• Written instruction: All lines holding the string "xlabel" are to be shown.

• Entries with figure data:
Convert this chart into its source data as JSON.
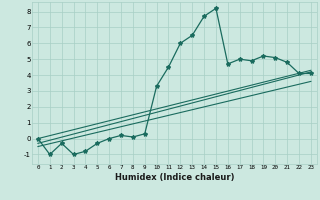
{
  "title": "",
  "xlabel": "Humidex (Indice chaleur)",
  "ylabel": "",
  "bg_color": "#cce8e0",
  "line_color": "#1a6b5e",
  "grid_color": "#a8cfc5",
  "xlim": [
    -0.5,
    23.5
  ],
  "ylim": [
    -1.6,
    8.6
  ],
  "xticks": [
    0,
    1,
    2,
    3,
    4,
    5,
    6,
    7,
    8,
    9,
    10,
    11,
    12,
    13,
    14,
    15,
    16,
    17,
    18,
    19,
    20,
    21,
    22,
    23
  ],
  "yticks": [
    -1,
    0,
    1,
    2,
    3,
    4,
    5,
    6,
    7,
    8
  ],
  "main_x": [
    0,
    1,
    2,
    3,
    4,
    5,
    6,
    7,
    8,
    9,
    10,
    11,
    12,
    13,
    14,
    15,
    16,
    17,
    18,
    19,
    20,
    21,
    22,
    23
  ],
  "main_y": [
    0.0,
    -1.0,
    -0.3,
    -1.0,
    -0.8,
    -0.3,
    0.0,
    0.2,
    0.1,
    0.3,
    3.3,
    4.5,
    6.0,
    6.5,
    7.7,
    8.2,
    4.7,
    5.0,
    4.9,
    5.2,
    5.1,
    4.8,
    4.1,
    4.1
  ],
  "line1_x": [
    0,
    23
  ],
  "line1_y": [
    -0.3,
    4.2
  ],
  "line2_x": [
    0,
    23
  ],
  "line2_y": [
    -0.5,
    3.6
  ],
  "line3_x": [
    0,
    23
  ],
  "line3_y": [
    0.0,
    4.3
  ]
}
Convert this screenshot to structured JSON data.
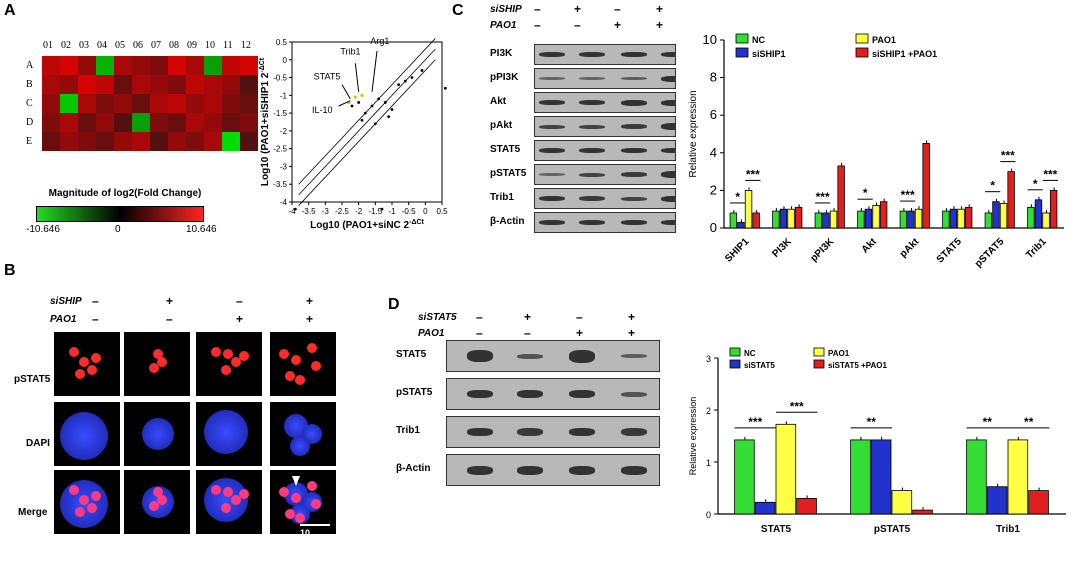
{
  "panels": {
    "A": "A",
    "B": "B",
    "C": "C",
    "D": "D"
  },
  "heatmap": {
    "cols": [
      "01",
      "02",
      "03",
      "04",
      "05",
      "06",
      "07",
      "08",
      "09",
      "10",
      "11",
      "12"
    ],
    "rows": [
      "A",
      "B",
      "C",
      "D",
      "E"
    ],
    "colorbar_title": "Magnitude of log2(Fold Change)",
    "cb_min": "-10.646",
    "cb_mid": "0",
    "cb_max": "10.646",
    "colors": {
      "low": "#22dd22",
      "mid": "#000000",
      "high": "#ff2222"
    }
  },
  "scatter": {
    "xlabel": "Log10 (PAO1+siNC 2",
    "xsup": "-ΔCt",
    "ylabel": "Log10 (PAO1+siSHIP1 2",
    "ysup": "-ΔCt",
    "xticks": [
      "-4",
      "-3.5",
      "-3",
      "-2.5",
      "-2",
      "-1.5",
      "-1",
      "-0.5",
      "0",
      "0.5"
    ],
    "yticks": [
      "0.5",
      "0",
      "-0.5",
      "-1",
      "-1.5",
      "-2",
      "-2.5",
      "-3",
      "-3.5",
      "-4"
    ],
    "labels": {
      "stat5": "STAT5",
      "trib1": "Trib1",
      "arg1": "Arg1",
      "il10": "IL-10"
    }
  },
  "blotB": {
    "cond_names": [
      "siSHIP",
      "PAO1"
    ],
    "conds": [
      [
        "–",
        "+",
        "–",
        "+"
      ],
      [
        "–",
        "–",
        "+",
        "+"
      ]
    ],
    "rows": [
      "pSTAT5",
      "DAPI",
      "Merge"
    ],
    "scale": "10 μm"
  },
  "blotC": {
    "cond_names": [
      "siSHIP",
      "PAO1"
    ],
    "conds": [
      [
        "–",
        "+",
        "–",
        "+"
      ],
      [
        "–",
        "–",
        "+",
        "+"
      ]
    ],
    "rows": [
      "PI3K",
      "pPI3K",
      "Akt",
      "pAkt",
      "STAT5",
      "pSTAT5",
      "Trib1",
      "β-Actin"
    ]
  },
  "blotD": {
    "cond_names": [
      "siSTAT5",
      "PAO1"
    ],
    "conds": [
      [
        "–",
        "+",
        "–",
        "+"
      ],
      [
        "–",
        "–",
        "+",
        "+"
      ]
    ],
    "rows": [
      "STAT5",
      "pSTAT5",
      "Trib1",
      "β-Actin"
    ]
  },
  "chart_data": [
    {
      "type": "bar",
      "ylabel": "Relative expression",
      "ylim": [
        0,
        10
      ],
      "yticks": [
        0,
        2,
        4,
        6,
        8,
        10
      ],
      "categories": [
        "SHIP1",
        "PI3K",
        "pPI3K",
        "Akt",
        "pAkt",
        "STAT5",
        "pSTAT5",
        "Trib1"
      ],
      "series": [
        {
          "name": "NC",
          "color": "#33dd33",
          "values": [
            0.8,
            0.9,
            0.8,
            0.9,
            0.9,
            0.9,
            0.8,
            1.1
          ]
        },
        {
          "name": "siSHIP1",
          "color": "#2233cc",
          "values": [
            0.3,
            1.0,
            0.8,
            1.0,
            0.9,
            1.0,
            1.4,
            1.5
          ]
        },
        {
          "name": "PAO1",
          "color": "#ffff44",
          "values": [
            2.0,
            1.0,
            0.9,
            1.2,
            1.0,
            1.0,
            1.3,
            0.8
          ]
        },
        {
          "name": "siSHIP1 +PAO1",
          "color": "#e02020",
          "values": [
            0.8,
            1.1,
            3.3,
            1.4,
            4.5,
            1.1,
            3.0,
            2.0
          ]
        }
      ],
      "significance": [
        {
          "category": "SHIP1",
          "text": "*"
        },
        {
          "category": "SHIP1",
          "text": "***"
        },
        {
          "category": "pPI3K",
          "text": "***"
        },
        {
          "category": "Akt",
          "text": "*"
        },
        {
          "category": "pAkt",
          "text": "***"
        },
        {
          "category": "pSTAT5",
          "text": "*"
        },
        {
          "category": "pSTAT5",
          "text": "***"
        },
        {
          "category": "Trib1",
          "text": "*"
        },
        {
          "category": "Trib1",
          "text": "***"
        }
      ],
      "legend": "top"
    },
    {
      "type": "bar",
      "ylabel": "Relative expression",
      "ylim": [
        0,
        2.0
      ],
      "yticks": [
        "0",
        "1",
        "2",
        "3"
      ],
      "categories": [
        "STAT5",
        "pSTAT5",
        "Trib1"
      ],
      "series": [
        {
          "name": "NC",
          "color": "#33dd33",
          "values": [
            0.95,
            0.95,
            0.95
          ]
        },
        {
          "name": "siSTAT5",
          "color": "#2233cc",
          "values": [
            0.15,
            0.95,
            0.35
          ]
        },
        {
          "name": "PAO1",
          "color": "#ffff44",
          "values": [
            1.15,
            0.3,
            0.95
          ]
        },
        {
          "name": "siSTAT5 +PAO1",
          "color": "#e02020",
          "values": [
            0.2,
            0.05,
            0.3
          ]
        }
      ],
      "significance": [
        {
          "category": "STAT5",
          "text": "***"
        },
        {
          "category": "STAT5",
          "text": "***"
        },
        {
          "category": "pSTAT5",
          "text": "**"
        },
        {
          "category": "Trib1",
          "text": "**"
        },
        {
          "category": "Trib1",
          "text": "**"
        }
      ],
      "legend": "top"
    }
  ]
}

• Solution for this task:
  "xlabel": "Humidex (Indice chaleur)",
    "xlabel": "Log10 (PAO1+siNC 2",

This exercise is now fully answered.